━━━ MATERIALS PROVIDED ━━━

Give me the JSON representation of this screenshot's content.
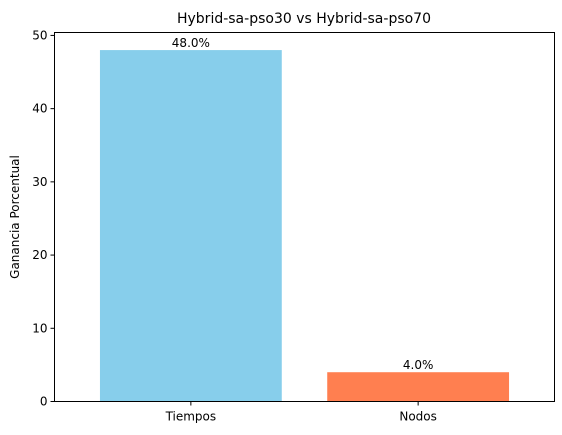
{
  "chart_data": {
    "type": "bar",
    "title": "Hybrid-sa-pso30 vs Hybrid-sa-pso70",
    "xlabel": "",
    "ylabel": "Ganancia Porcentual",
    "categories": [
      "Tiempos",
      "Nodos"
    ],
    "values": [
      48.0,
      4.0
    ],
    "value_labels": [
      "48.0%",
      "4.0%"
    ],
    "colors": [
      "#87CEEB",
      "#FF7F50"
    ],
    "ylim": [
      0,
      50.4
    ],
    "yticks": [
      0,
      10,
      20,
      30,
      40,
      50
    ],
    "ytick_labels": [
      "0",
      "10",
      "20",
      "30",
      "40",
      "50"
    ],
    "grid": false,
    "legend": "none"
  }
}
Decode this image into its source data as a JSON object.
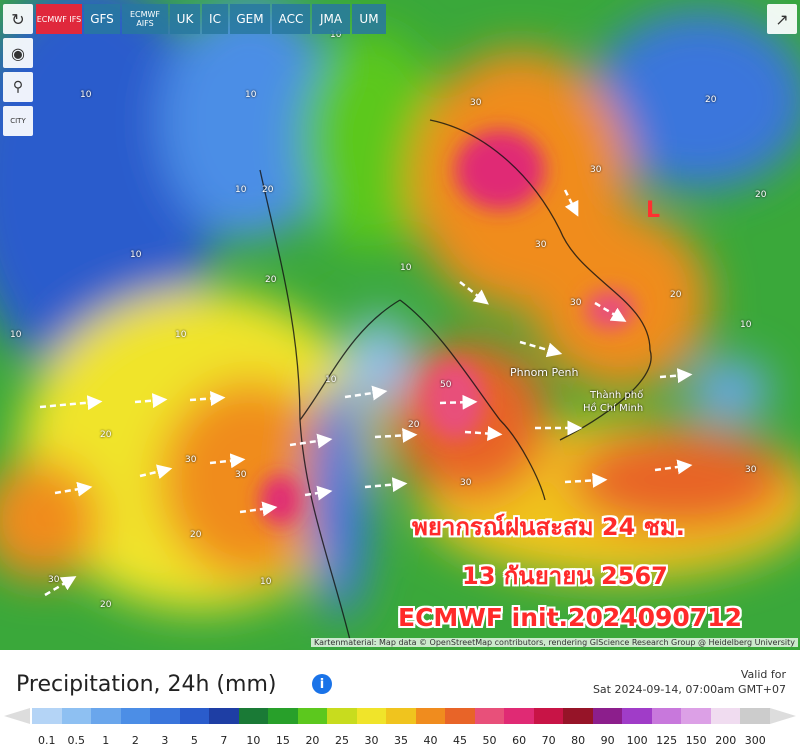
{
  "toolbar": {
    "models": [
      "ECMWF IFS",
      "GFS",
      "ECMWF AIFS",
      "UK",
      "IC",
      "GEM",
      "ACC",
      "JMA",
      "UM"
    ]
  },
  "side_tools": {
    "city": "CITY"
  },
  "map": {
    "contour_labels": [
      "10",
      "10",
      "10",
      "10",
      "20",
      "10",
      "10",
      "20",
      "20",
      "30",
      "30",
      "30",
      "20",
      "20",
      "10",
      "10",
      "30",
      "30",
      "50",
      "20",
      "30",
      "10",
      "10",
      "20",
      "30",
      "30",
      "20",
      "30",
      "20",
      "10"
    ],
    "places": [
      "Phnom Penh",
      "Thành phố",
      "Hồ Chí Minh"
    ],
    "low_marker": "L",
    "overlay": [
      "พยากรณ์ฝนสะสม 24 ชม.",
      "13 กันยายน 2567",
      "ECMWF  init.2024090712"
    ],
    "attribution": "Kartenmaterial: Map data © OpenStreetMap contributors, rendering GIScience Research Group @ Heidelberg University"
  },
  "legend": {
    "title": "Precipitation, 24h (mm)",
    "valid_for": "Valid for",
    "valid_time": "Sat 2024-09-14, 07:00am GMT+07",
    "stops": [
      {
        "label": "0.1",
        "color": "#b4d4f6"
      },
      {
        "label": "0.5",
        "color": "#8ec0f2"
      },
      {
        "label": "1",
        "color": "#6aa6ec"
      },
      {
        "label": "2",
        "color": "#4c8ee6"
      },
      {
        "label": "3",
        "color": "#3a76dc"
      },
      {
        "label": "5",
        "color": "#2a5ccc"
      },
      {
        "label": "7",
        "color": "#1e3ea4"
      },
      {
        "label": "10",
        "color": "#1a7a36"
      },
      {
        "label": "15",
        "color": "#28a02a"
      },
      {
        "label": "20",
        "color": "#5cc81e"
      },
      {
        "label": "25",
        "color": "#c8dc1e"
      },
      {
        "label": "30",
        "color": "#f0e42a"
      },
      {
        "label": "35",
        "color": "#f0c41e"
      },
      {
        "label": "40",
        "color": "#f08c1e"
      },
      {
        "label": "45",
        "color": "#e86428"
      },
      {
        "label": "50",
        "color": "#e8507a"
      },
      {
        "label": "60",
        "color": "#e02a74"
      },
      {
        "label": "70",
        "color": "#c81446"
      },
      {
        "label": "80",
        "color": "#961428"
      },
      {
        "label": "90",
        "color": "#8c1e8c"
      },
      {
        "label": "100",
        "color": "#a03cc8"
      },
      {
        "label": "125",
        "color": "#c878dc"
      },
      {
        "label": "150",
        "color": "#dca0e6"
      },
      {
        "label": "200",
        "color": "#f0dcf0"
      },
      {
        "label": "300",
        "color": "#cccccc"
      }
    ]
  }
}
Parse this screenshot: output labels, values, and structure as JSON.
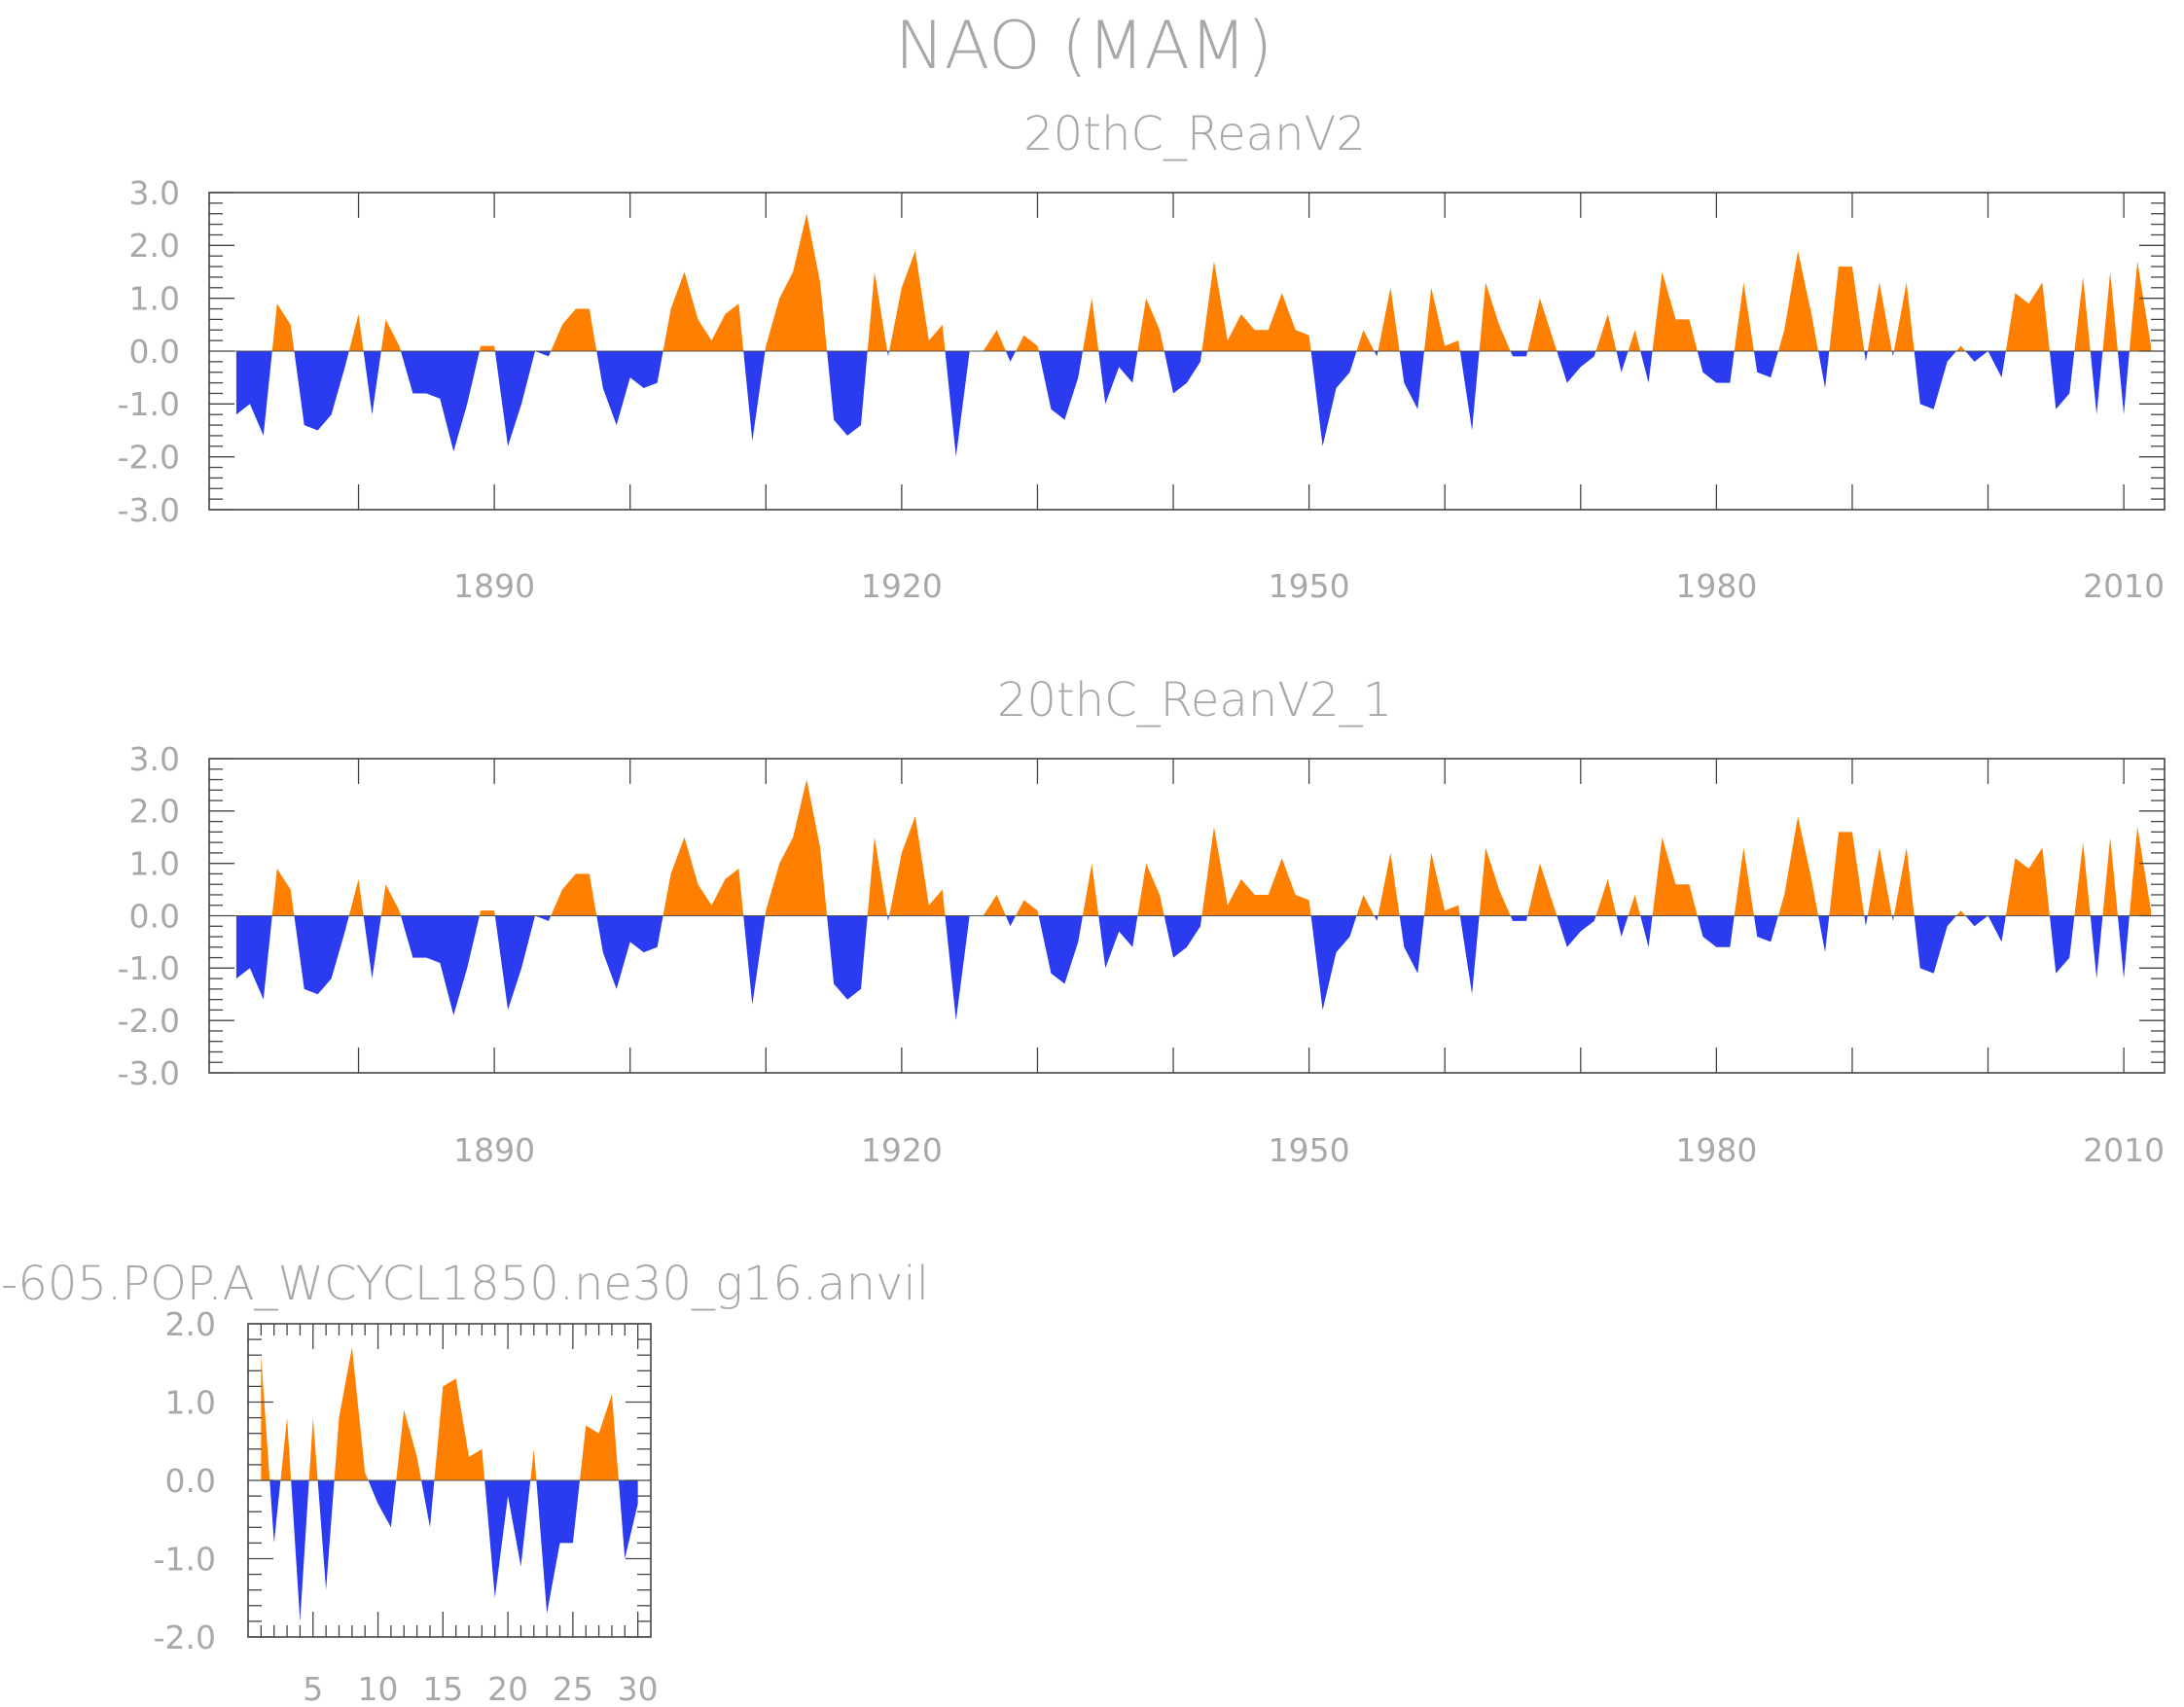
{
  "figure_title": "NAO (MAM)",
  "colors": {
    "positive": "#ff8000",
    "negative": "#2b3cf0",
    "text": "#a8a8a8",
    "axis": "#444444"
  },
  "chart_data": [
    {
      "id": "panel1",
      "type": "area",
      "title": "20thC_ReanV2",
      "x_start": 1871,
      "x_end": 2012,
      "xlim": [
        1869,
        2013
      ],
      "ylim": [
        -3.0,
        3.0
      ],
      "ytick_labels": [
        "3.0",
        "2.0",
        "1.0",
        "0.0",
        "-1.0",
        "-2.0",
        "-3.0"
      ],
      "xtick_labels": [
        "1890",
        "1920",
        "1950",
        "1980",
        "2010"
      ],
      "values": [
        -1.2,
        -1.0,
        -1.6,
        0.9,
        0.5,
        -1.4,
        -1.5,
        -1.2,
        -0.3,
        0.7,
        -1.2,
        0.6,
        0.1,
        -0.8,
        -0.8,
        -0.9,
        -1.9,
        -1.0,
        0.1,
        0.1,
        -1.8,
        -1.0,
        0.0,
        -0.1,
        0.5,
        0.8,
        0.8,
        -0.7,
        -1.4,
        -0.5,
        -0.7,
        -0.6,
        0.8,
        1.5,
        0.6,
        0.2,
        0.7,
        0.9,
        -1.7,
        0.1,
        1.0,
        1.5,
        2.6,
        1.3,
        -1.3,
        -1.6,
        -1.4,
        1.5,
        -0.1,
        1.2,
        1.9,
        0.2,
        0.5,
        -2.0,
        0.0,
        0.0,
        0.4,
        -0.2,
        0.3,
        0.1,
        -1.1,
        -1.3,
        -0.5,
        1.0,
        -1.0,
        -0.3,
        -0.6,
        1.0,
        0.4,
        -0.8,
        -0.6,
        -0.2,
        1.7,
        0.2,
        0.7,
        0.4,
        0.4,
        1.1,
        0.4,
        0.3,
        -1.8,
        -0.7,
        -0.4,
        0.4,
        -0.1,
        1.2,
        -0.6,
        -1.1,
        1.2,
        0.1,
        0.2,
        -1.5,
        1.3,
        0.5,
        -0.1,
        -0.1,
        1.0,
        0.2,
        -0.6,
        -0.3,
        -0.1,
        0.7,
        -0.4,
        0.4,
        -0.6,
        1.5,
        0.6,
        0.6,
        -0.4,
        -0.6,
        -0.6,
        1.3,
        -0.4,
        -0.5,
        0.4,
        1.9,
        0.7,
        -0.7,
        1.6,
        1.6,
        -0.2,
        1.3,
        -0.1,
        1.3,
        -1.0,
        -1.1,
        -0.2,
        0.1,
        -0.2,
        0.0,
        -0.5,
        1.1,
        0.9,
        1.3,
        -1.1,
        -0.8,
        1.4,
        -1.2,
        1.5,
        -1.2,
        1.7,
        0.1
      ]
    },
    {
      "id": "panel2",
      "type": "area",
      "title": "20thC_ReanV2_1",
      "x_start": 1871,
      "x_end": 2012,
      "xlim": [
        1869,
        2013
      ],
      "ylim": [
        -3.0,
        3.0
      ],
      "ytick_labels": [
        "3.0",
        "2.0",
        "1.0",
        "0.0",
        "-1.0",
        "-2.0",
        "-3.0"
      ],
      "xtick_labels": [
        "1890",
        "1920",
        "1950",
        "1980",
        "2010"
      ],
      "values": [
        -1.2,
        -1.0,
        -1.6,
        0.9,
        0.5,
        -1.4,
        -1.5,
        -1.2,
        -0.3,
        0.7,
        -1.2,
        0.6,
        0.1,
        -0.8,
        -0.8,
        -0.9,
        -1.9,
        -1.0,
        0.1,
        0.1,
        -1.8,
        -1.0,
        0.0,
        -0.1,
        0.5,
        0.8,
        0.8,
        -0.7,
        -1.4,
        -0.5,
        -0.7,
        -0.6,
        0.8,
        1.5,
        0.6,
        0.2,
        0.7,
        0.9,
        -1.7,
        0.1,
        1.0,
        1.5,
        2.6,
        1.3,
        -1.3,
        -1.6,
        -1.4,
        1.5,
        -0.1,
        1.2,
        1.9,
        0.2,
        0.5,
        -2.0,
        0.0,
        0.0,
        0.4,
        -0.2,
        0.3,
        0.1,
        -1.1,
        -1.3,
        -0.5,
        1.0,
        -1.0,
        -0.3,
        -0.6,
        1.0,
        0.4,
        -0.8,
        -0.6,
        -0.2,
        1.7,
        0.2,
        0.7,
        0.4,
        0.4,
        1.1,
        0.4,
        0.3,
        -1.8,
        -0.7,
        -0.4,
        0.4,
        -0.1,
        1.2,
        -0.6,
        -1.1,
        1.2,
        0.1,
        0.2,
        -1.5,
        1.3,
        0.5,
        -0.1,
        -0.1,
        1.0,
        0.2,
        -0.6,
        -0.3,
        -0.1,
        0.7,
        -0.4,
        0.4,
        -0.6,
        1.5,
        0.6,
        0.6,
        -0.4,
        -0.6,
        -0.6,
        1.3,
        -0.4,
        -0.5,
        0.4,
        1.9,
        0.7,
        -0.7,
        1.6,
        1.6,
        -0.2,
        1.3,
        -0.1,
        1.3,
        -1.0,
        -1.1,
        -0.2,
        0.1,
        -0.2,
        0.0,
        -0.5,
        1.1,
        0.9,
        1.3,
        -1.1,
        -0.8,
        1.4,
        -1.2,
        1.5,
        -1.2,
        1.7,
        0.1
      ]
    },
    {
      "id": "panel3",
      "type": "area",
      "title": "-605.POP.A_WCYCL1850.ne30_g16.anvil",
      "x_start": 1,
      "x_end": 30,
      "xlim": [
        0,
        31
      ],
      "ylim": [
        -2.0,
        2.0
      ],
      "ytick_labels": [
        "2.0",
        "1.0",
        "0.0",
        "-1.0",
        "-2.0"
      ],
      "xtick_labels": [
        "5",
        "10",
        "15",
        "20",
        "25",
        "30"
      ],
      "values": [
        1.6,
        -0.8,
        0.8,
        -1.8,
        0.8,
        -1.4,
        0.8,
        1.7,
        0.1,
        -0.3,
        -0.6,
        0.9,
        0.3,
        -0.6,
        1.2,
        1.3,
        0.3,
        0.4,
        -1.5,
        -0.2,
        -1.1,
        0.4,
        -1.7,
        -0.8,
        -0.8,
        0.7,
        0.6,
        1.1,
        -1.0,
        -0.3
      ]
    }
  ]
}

━━━

» WHAT TO DO
Scan the material above for the string "ECMWF" and return the lines that hold it.

» ANSWER FOR THIS EXERCISE
      "ECMWF IFS",
      "ECMWF AIFS",
      "ECMWF  init.2024090712"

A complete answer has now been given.